(Items from a dataset)
* * * *
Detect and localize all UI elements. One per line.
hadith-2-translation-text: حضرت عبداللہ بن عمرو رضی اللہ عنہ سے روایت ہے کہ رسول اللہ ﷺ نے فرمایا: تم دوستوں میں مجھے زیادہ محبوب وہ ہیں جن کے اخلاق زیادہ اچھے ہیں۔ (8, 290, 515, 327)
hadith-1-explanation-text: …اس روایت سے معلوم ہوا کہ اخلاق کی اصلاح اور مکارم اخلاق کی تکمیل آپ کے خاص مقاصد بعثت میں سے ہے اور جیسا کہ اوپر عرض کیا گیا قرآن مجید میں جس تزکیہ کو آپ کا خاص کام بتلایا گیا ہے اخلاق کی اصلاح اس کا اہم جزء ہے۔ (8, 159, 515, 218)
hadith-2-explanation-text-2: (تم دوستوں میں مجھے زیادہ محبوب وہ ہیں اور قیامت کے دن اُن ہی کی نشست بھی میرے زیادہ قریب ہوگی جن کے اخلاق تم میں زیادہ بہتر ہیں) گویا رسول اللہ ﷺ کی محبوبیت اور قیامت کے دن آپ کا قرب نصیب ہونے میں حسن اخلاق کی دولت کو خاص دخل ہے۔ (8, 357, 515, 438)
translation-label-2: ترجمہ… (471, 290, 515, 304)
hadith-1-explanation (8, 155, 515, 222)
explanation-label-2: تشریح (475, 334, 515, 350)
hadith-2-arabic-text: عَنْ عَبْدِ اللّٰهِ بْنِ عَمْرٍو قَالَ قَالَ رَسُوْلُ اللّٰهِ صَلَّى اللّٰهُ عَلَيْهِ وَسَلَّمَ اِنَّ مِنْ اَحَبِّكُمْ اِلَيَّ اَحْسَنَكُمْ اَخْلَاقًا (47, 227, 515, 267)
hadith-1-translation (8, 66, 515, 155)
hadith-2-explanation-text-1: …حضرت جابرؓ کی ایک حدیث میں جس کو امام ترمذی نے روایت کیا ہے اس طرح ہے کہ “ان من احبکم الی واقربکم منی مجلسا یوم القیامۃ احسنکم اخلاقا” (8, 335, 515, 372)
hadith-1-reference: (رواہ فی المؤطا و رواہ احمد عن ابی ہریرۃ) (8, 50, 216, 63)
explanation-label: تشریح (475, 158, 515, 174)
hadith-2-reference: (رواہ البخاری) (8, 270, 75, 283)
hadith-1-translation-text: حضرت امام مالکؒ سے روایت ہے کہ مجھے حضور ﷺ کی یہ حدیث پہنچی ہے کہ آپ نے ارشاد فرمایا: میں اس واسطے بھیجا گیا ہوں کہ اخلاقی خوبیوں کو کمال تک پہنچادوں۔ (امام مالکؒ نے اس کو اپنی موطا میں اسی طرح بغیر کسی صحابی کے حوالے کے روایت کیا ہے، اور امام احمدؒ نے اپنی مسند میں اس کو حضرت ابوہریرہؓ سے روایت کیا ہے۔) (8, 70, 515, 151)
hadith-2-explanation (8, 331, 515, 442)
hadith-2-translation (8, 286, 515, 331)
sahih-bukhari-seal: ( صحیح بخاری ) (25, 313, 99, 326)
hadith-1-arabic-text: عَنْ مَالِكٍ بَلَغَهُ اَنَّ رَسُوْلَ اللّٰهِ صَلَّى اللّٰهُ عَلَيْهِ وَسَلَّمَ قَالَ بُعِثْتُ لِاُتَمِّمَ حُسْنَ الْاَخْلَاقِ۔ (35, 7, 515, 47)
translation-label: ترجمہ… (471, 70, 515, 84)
* * * *
Exercise aim
Please copy out every line of the listing above word for word.

Result of the exercise
Detect and localize all UI elements. One per line.
hadith-2-translation-text: حضرت عبداللہ بن عمرو رضی اللہ عنہ سے روایت ہے کہ رسول اللہ ﷺ نے فرمایا: تم دوستوں میں مجھے زیادہ محبوب وہ ہیں جن کے اخلاق زیادہ اچھے ہیں۔ (8, 290, 515, 327)
hadith-1-explanation-text: …اس روایت سے معلوم ہوا کہ اخلاق کی اصلاح اور مکارم اخلاق کی تکمیل آپ کے خاص مقاصد بعثت میں سے ہے اور جیسا کہ اوپر عرض کیا گیا قرآن مجید میں جس تزکیہ کو آپ کا خاص کام بتلایا گیا ہے اخلاق کی اصلاح اس کا اہم جزء ہے۔ (8, 159, 515, 218)
hadith-2-explanation-text-2: (تم دوستوں میں مجھے زیادہ محبوب وہ ہیں اور قیامت کے دن اُن ہی کی نشست بھی میرے زیادہ قریب ہوگی جن کے اخلاق تم میں زیادہ بہتر ہیں) گویا رسول اللہ ﷺ کی محبوبیت اور قیامت کے دن آپ کا قرب نصیب ہونے میں حسن اخلاق کی دولت کو خاص دخل ہے۔ (8, 357, 515, 438)
translation-label-2: ترجمہ… (471, 290, 515, 304)
hadith-1-explanation (8, 155, 515, 222)
explanation-label-2: تشریح (475, 334, 515, 350)
hadith-2-arabic-text: عَنْ عَبْدِ اللّٰهِ بْنِ عَمْرٍو قَالَ قَالَ رَسُوْلُ اللّٰهِ صَلَّى اللّٰهُ عَلَيْهِ وَسَلَّمَ اِنَّ مِنْ اَحَبِّكُمْ اِلَيَّ اَحْسَنَكُمْ اَخْلَاقًا (47, 227, 515, 267)
hadith-1-translation (8, 66, 515, 155)
hadith-2-explanation-text-1: …حضرت جابرؓ کی ایک حدیث میں جس کو امام ترمذی نے روایت کیا ہے اس طرح ہے کہ “ان من احبکم الی واقربکم منی مجلسا یوم القیامۃ احسنکم اخلاقا” (8, 335, 515, 372)
hadith-1-reference: (رواہ فی المؤطا و رواہ احمد عن ابی ہریرۃ) (8, 50, 216, 63)
explanation-label: تشریح (475, 158, 515, 174)
hadith-2-reference: (رواہ البخاری) (8, 270, 75, 283)
hadith-1-translation-text: حضرت امام مالکؒ سے روایت ہے کہ مجھے حضور ﷺ کی یہ حدیث پہنچی ہے کہ آپ نے ارشاد فرمایا: میں اس واسطے بھیجا گیا ہوں کہ اخلاقی خوبیوں کو کمال تک پہنچادوں۔ (امام مالکؒ نے اس کو اپنی موطا میں اسی طرح بغیر کسی صحابی کے حوالے کے روایت کیا ہے، اور امام احمدؒ نے اپنی مسند میں اس کو حضرت ابوہریرہؓ سے روایت کیا ہے۔) (8, 70, 515, 151)
hadith-2-explanation (8, 331, 515, 442)
hadith-2-translation (8, 286, 515, 331)
sahih-bukhari-seal: ( صحیح بخاری ) (25, 313, 99, 326)
hadith-1-arabic-text: عَنْ مَالِكٍ بَلَغَهُ اَنَّ رَسُوْلَ اللّٰهِ صَلَّى اللّٰهُ عَلَيْهِ وَسَلَّمَ قَالَ بُعِثْتُ لِاُتَمِّمَ حُسْنَ الْاَخْلَاقِ۔ (35, 7, 515, 47)
translation-label: ترجمہ… (471, 70, 515, 84)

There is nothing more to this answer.